◆ MATERIAL FOR THIS EXERCISE
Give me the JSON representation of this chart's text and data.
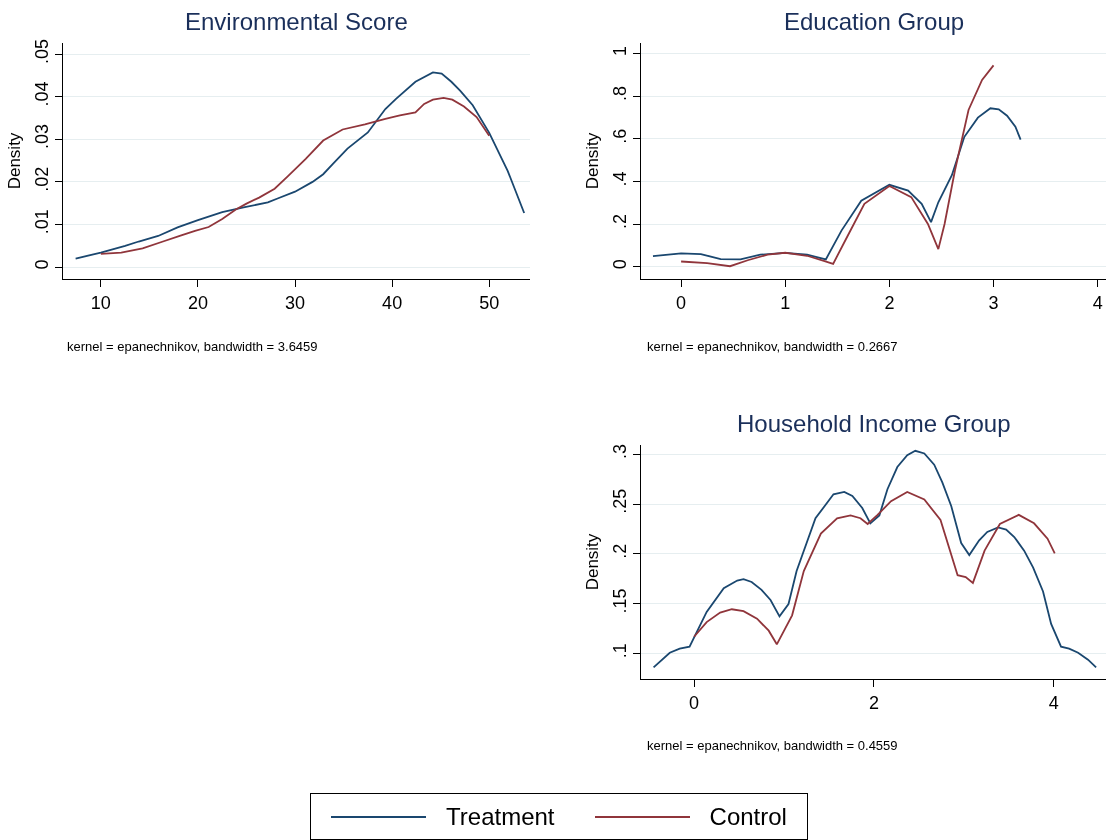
{
  "chart_data": [
    {
      "type": "line",
      "title": "Environmental Score",
      "ylabel": "Density",
      "annotations": [
        "kernel = epanechnikov, bandwidth = 3.6459"
      ],
      "xlim": [
        6.1,
        54.2
      ],
      "ylim": [
        -0.0028,
        0.0526
      ],
      "xticks": [
        10,
        20,
        30,
        40,
        50
      ],
      "yticks": [
        {
          "value": 0,
          "label": "0"
        },
        {
          "value": 0.01,
          "label": ".01"
        },
        {
          "value": 0.02,
          "label": ".02"
        },
        {
          "value": 0.03,
          "label": ".03"
        },
        {
          "value": 0.04,
          "label": ".04"
        },
        {
          "value": 0.05,
          "label": ".05"
        }
      ],
      "grid": "y",
      "series": [
        {
          "color": "#1a476f",
          "x": [
            7.4,
            10,
            12.5,
            13.9,
            15.9,
            17.9,
            20,
            22.5,
            24.7,
            27.2,
            28.2,
            30,
            31.8,
            32.9,
            33.9,
            35.4,
            37.5,
            39.3,
            40.4,
            42.4,
            44.2,
            45.1,
            46.1,
            47,
            48.3,
            50,
            51.9,
            53.6
          ],
          "values": [
            0.002,
            0.0034,
            0.005,
            0.006,
            0.0073,
            0.0093,
            0.011,
            0.0129,
            0.014,
            0.0152,
            0.0161,
            0.0177,
            0.02,
            0.0218,
            0.0242,
            0.0278,
            0.0316,
            0.0371,
            0.0395,
            0.0435,
            0.0457,
            0.0454,
            0.0435,
            0.0414,
            0.038,
            0.0315,
            0.0226,
            0.0127
          ]
        },
        {
          "color": "#90353b",
          "x": [
            10,
            12.1,
            14.3,
            16.4,
            18.2,
            19.7,
            21.1,
            22.5,
            23.9,
            25,
            26.3,
            27.9,
            29.3,
            31.1,
            32.9,
            34.9,
            37.2,
            39.3,
            40.8,
            42.4,
            43.3,
            44.2,
            45.3,
            46.2,
            47.4,
            48.7,
            50
          ],
          "values": [
            0.0031,
            0.0034,
            0.0044,
            0.006,
            0.0074,
            0.0085,
            0.0094,
            0.0113,
            0.0135,
            0.0149,
            0.0163,
            0.0184,
            0.0214,
            0.0254,
            0.0297,
            0.0323,
            0.0335,
            0.0348,
            0.0356,
            0.0363,
            0.0383,
            0.0393,
            0.0397,
            0.0393,
            0.0377,
            0.0352,
            0.0308
          ]
        }
      ]
    },
    {
      "type": "line",
      "title": "Education Group",
      "ylabel": "Density",
      "annotations": [
        "kernel = epanechnikov, bandwidth = 0.2667"
      ],
      "xlim": [
        -0.385,
        4.08
      ],
      "ylim": [
        -0.057,
        1.05
      ],
      "xticks": [
        0,
        1,
        2,
        3,
        4
      ],
      "yticks": [
        {
          "value": 0,
          "label": "0"
        },
        {
          "value": 0.2,
          "label": ".2"
        },
        {
          "value": 0.4,
          "label": ".4"
        },
        {
          "value": 0.6,
          "label": ".6"
        },
        {
          "value": 0.8,
          "label": ".8"
        },
        {
          "value": 1,
          "label": "1"
        }
      ],
      "grid": "y",
      "series": [
        {
          "color": "#1a476f",
          "x": [
            -0.27,
            0,
            0.19,
            0.38,
            0.57,
            0.76,
            1,
            1.21,
            1.39,
            1.54,
            1.73,
            2,
            2.18,
            2.31,
            2.4,
            2.47,
            2.6,
            2.72,
            2.85,
            2.97,
            3.05,
            3.13,
            3.21,
            3.26
          ],
          "values": [
            0.05,
            0.063,
            0.06,
            0.036,
            0.035,
            0.057,
            0.066,
            0.057,
            0.035,
            0.17,
            0.31,
            0.385,
            0.358,
            0.296,
            0.21,
            0.303,
            0.43,
            0.61,
            0.7,
            0.744,
            0.739,
            0.709,
            0.657,
            0.597
          ]
        },
        {
          "color": "#90353b",
          "x": [
            0,
            0.25,
            0.47,
            0.64,
            0.83,
            1,
            1.21,
            1.37,
            1.46,
            1.6,
            1.76,
            2,
            2.21,
            2.37,
            2.47,
            2.53,
            2.63,
            2.76,
            2.89,
            3
          ],
          "values": [
            0.025,
            0.017,
            0.003,
            0.031,
            0.057,
            0.066,
            0.052,
            0.028,
            0.014,
            0.146,
            0.296,
            0.379,
            0.327,
            0.201,
            0.083,
            0.201,
            0.453,
            0.736,
            0.877,
            0.945
          ]
        }
      ]
    },
    {
      "type": "line",
      "title": "Household Income Group",
      "ylabel": "Density",
      "annotations": [
        "kernel = epanechnikov, bandwidth = 0.4559"
      ],
      "xlim": [
        -0.59,
        4.58
      ],
      "ylim": [
        0.0744,
        0.3092
      ],
      "xticks": [
        0,
        2,
        4
      ],
      "yticks": [
        {
          "value": 0.1,
          "label": ".1"
        },
        {
          "value": 0.15,
          "label": ".15"
        },
        {
          "value": 0.2,
          "label": ".2"
        },
        {
          "value": 0.25,
          "label": ".25"
        },
        {
          "value": 0.3,
          "label": ".3"
        }
      ],
      "grid": "y",
      "legend": "bottom",
      "series": [
        {
          "name": "Treatment",
          "color": "#1a476f",
          "x": [
            -0.45,
            -0.27,
            -0.16,
            -0.05,
            0.14,
            0.33,
            0.48,
            0.55,
            0.64,
            0.75,
            0.85,
            0.95,
            1.05,
            1.14,
            1.35,
            1.55,
            1.67,
            1.76,
            1.87,
            1.96,
            2.06,
            2.15,
            2.26,
            2.37,
            2.46,
            2.56,
            2.67,
            2.76,
            2.86,
            2.97,
            3.06,
            3.17,
            3.26,
            3.38,
            3.47,
            3.56,
            3.67,
            3.77,
            3.88,
            3.97,
            4.08,
            4.17,
            4.27,
            4.38,
            4.47
          ],
          "values": [
            0.086,
            0.1007,
            0.1048,
            0.1068,
            0.1417,
            0.1656,
            0.1732,
            0.1745,
            0.1718,
            0.1639,
            0.1537,
            0.1373,
            0.1496,
            0.1827,
            0.2357,
            0.2597,
            0.2621,
            0.258,
            0.246,
            0.2306,
            0.2385,
            0.2648,
            0.2871,
            0.299,
            0.3034,
            0.3007,
            0.2894,
            0.2716,
            0.2477,
            0.2108,
            0.1988,
            0.2135,
            0.222,
            0.2265,
            0.2244,
            0.2169,
            0.2032,
            0.1862,
            0.1622,
            0.1297,
            0.1068,
            0.1048,
            0.1007,
            0.0938,
            0.086
          ]
        },
        {
          "name": "Control",
          "color": "#90353b",
          "x": [
            0,
            0.14,
            0.29,
            0.42,
            0.55,
            0.7,
            0.83,
            0.92,
            1.09,
            1.22,
            1.41,
            1.59,
            1.74,
            1.85,
            1.93,
            2.04,
            2.19,
            2.37,
            2.56,
            2.74,
            2.93,
            3.02,
            3.1,
            3.23,
            3.4,
            3.61,
            3.78,
            3.93,
            4.01
          ],
          "values": [
            0.1168,
            0.1315,
            0.141,
            0.1444,
            0.1424,
            0.1349,
            0.1229,
            0.1092,
            0.1383,
            0.1827,
            0.2203,
            0.2357,
            0.2385,
            0.2357,
            0.2299,
            0.2391,
            0.2528,
            0.2621,
            0.2545,
            0.234,
            0.1786,
            0.1766,
            0.1708,
            0.2032,
            0.2299,
            0.2391,
            0.2306,
            0.2152,
            0.2005
          ]
        }
      ]
    }
  ]
}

◆ WHAT YOU WILL DO
Tally how many lines of the material contain the word "epanechnikov". The answer must be the number and nothing else.

◆ COMPLETE ANSWER
3